== PROBLEM ==
Write out each line exactly as it stands, please.

== DATA SECTION ==
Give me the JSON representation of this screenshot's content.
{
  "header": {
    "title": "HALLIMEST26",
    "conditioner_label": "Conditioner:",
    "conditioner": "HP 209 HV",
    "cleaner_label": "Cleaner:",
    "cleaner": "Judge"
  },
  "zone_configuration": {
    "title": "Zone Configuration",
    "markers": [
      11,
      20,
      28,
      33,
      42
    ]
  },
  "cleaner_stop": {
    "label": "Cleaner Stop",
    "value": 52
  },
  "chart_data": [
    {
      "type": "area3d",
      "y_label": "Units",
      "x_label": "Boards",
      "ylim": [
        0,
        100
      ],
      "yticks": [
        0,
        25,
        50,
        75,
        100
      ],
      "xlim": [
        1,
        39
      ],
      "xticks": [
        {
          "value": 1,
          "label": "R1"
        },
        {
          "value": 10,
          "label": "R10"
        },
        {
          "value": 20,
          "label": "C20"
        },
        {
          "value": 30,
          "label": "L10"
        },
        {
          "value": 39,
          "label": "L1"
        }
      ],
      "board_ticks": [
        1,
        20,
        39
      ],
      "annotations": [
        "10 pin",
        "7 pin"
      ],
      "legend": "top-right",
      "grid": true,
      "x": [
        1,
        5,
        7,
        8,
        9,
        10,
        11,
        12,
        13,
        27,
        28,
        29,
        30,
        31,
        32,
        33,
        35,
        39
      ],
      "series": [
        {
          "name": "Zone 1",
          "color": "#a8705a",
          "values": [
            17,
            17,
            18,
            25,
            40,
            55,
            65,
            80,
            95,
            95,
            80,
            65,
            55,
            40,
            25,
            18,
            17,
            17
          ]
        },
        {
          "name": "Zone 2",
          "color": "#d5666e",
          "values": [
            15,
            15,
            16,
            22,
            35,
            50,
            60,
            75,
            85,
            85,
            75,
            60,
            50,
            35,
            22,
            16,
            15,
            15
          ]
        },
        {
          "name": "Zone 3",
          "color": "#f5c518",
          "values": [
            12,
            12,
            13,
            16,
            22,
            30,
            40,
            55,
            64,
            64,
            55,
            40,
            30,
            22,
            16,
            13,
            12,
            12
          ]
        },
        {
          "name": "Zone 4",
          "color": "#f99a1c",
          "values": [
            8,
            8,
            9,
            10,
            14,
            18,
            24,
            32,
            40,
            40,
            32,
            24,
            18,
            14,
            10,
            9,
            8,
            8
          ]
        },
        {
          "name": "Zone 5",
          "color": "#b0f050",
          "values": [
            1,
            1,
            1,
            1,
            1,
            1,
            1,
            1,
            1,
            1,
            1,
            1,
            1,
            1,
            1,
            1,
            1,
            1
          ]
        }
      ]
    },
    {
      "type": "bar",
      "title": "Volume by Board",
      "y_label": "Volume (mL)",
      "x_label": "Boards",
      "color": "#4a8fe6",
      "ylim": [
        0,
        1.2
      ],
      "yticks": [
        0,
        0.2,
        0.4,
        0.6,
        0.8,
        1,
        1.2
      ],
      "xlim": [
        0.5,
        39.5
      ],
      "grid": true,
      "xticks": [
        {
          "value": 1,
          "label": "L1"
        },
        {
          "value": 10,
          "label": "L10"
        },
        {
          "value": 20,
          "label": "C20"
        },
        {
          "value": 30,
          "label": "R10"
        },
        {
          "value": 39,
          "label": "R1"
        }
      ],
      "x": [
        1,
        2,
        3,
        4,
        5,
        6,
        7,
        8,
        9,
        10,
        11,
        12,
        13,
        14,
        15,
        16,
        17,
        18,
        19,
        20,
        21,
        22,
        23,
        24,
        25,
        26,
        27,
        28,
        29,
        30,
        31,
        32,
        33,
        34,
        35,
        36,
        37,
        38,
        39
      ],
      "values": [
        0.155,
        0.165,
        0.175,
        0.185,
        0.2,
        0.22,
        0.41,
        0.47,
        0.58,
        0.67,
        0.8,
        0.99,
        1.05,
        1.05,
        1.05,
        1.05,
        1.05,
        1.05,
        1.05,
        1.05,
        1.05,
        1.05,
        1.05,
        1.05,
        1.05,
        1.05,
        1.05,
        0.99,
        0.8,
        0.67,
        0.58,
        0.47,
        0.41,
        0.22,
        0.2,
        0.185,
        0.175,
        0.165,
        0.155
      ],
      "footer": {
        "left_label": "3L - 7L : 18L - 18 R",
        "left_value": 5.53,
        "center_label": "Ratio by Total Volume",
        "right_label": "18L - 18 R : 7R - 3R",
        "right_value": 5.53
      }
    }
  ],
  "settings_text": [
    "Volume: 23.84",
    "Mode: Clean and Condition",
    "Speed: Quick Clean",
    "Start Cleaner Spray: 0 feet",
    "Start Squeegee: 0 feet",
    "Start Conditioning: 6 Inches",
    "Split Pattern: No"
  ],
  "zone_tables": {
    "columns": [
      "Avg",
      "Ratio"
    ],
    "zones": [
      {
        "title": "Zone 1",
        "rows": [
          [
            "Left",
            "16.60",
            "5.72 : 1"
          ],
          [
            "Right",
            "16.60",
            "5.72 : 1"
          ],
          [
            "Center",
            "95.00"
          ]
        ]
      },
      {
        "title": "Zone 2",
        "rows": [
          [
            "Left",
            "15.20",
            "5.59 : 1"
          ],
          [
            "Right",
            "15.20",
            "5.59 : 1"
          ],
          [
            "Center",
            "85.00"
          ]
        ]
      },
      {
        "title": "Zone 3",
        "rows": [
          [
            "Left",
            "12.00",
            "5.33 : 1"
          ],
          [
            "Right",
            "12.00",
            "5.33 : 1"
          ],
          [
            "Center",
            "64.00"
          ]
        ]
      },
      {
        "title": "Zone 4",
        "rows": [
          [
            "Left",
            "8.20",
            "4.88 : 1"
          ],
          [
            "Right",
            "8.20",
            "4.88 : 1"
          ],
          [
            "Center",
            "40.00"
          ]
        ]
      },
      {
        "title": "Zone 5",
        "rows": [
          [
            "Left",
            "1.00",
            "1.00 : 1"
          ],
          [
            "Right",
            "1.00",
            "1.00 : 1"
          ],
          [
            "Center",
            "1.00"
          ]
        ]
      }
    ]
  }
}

== TASK OUTPUT ==
Give me the JSON representation of this screenshot's content.
{
  "header": {
    "title": "HALLIMEST26",
    "conditioner_label": "Conditioner:",
    "conditioner": "HP 209 HV",
    "cleaner_label": "Cleaner:",
    "cleaner": "Judge"
  },
  "zone_configuration": {
    "title": "Zone Configuration",
    "markers": [
      11,
      20,
      28,
      33,
      42
    ]
  },
  "cleaner_stop": {
    "label": "Cleaner Stop",
    "value": 52
  },
  "chart_data": [
    {
      "type": "area3d",
      "y_label": "Units",
      "x_label": "Boards",
      "ylim": [
        0,
        100
      ],
      "yticks": [
        0,
        25,
        50,
        75,
        100
      ],
      "xlim": [
        1,
        39
      ],
      "xticks": [
        {
          "value": 1,
          "label": "R1"
        },
        {
          "value": 10,
          "label": "R10"
        },
        {
          "value": 20,
          "label": "C20"
        },
        {
          "value": 30,
          "label": "L10"
        },
        {
          "value": 39,
          "label": "L1"
        }
      ],
      "board_ticks": [
        1,
        20,
        39
      ],
      "annotations": [
        "10 pin",
        "7 pin"
      ],
      "legend": "top-right",
      "grid": true,
      "x": [
        1,
        5,
        7,
        8,
        9,
        10,
        11,
        12,
        13,
        27,
        28,
        29,
        30,
        31,
        32,
        33,
        35,
        39
      ],
      "series": [
        {
          "name": "Zone 1",
          "color": "#a8705a",
          "values": [
            17,
            17,
            18,
            25,
            40,
            55,
            65,
            80,
            95,
            95,
            80,
            65,
            55,
            40,
            25,
            18,
            17,
            17
          ]
        },
        {
          "name": "Zone 2",
          "color": "#d5666e",
          "values": [
            15,
            15,
            16,
            22,
            35,
            50,
            60,
            75,
            85,
            85,
            75,
            60,
            50,
            35,
            22,
            16,
            15,
            15
          ]
        },
        {
          "name": "Zone 3",
          "color": "#f5c518",
          "values": [
            12,
            12,
            13,
            16,
            22,
            30,
            40,
            55,
            64,
            64,
            55,
            40,
            30,
            22,
            16,
            13,
            12,
            12
          ]
        },
        {
          "name": "Zone 4",
          "color": "#f99a1c",
          "values": [
            8,
            8,
            9,
            10,
            14,
            18,
            24,
            32,
            40,
            40,
            32,
            24,
            18,
            14,
            10,
            9,
            8,
            8
          ]
        },
        {
          "name": "Zone 5",
          "color": "#b0f050",
          "values": [
            1,
            1,
            1,
            1,
            1,
            1,
            1,
            1,
            1,
            1,
            1,
            1,
            1,
            1,
            1,
            1,
            1,
            1
          ]
        }
      ]
    },
    {
      "type": "bar",
      "title": "Volume by Board",
      "y_label": "Volume (mL)",
      "x_label": "Boards",
      "color": "#4a8fe6",
      "ylim": [
        0,
        1.2
      ],
      "yticks": [
        0,
        0.2,
        0.4,
        0.6,
        0.8,
        1,
        1.2
      ],
      "xlim": [
        0.5,
        39.5
      ],
      "grid": true,
      "xticks": [
        {
          "value": 1,
          "label": "L1"
        },
        {
          "value": 10,
          "label": "L10"
        },
        {
          "value": 20,
          "label": "C20"
        },
        {
          "value": 30,
          "label": "R10"
        },
        {
          "value": 39,
          "label": "R1"
        }
      ],
      "x": [
        1,
        2,
        3,
        4,
        5,
        6,
        7,
        8,
        9,
        10,
        11,
        12,
        13,
        14,
        15,
        16,
        17,
        18,
        19,
        20,
        21,
        22,
        23,
        24,
        25,
        26,
        27,
        28,
        29,
        30,
        31,
        32,
        33,
        34,
        35,
        36,
        37,
        38,
        39
      ],
      "values": [
        0.155,
        0.165,
        0.175,
        0.185,
        0.2,
        0.22,
        0.41,
        0.47,
        0.58,
        0.67,
        0.8,
        0.99,
        1.05,
        1.05,
        1.05,
        1.05,
        1.05,
        1.05,
        1.05,
        1.05,
        1.05,
        1.05,
        1.05,
        1.05,
        1.05,
        1.05,
        1.05,
        0.99,
        0.8,
        0.67,
        0.58,
        0.47,
        0.41,
        0.22,
        0.2,
        0.185,
        0.175,
        0.165,
        0.155
      ],
      "footer": {
        "left_label": "3L - 7L : 18L - 18 R",
        "left_value": 5.53,
        "center_label": "Ratio by Total Volume",
        "right_label": "18L - 18 R : 7R - 3R",
        "right_value": 5.53
      }
    }
  ],
  "settings_text": [
    "Volume: 23.84",
    "Mode: Clean and Condition",
    "Speed: Quick Clean",
    "Start Cleaner Spray: 0 feet",
    "Start Squeegee: 0 feet",
    "Start Conditioning: 6 Inches",
    "Split Pattern: No"
  ],
  "zone_tables": {
    "columns": [
      "Avg",
      "Ratio"
    ],
    "zones": [
      {
        "title": "Zone 1",
        "rows": [
          [
            "Left",
            "16.60",
            "5.72 : 1"
          ],
          [
            "Right",
            "16.60",
            "5.72 : 1"
          ],
          [
            "Center",
            "95.00"
          ]
        ]
      },
      {
        "title": "Zone 2",
        "rows": [
          [
            "Left",
            "15.20",
            "5.59 : 1"
          ],
          [
            "Right",
            "15.20",
            "5.59 : 1"
          ],
          [
            "Center",
            "85.00"
          ]
        ]
      },
      {
        "title": "Zone 3",
        "rows": [
          [
            "Left",
            "12.00",
            "5.33 : 1"
          ],
          [
            "Right",
            "12.00",
            "5.33 : 1"
          ],
          [
            "Center",
            "64.00"
          ]
        ]
      },
      {
        "title": "Zone 4",
        "rows": [
          [
            "Left",
            "8.20",
            "4.88 : 1"
          ],
          [
            "Right",
            "8.20",
            "4.88 : 1"
          ],
          [
            "Center",
            "40.00"
          ]
        ]
      },
      {
        "title": "Zone 5",
        "rows": [
          [
            "Left",
            "1.00",
            "1.00 : 1"
          ],
          [
            "Right",
            "1.00",
            "1.00 : 1"
          ],
          [
            "Center",
            "1.00"
          ]
        ]
      }
    ]
  }
}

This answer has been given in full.